■ PROBLEM TO WORK ON: Exclude all pictures, then copy each of the records exactly as written.

■ Dataset items:
-- BEGIN --
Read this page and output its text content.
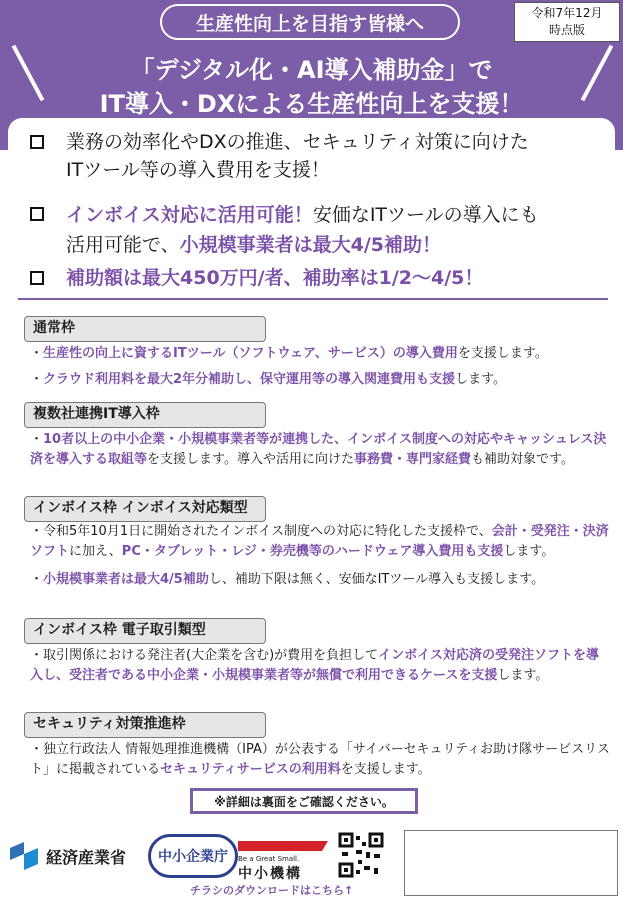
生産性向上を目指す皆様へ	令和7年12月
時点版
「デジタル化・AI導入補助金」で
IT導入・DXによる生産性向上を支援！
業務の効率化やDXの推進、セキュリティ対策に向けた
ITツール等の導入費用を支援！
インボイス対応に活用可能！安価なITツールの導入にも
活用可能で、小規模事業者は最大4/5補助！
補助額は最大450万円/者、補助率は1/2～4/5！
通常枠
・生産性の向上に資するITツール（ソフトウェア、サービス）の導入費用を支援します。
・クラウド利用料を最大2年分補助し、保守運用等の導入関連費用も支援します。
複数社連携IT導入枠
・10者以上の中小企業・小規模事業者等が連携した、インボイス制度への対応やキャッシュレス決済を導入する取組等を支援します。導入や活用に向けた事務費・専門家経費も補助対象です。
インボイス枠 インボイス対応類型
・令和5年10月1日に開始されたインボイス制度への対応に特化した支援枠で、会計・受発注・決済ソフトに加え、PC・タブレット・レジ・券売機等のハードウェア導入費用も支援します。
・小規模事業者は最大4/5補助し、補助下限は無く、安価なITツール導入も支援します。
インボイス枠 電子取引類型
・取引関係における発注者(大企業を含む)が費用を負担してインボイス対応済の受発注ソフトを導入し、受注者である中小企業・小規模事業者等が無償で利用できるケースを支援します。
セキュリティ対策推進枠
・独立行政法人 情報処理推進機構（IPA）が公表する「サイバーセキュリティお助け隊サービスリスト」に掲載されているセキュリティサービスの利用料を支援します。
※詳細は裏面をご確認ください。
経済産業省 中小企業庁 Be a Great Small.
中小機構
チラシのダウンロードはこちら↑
-- END --
■ TASK RESULT:
Read this page and output its text content.
生産性向上を目指す皆様へ	令和7年12月
時点版
「デジタル化・AI導入補助金」で
IT導入・DXによる生産性向上を支援！
業務の効率化やDXの推進、セキュリティ対策に向けた
ITツール等の導入費用を支援！
インボイス対応に活用可能！安価なITツールの導入にも
活用可能で、小規模事業者は最大4/5補助！
補助額は最大450万円/者、補助率は1/2～4/5！
通常枠
・生産性の向上に資するITツール（ソフトウェア、サービス）の導入費用を支援します。
・クラウド利用料を最大2年分補助し、保守運用等の導入関連費用も支援します。
複数社連携IT導入枠
・10者以上の中小企業・小規模事業者等が連携した、インボイス制度への対応やキャッシュレス決済を導入する取組等を支援します。導入や活用に向けた事務費・専門家経費も補助対象です。
インボイス枠 インボイス対応類型
・令和5年10月1日に開始されたインボイス制度への対応に特化した支援枠で、会計・受発注・決済ソフトに加え、PC・タブレット・レジ・券売機等のハードウェア導入費用も支援します。
・小規模事業者は最大4/5補助し、補助下限は無く、安価なITツール導入も支援します。
インボイス枠 電子取引類型
・取引関係における発注者(大企業を含む)が費用を負担してインボイス対応済の受発注ソフトを導入し、受注者である中小企業・小規模事業者等が無償で利用できるケースを支援します。
セキュリティ対策推進枠
・独立行政法人 情報処理推進機構（IPA）が公表する「サイバーセキュリティお助け隊サービスリスト」に掲載されているセキュリティサービスの利用料を支援します。
※詳細は裏面をご確認ください。
経済産業省 中小企業庁 Be a Great Small.
中小機構
チラシのダウンロードはこちら↑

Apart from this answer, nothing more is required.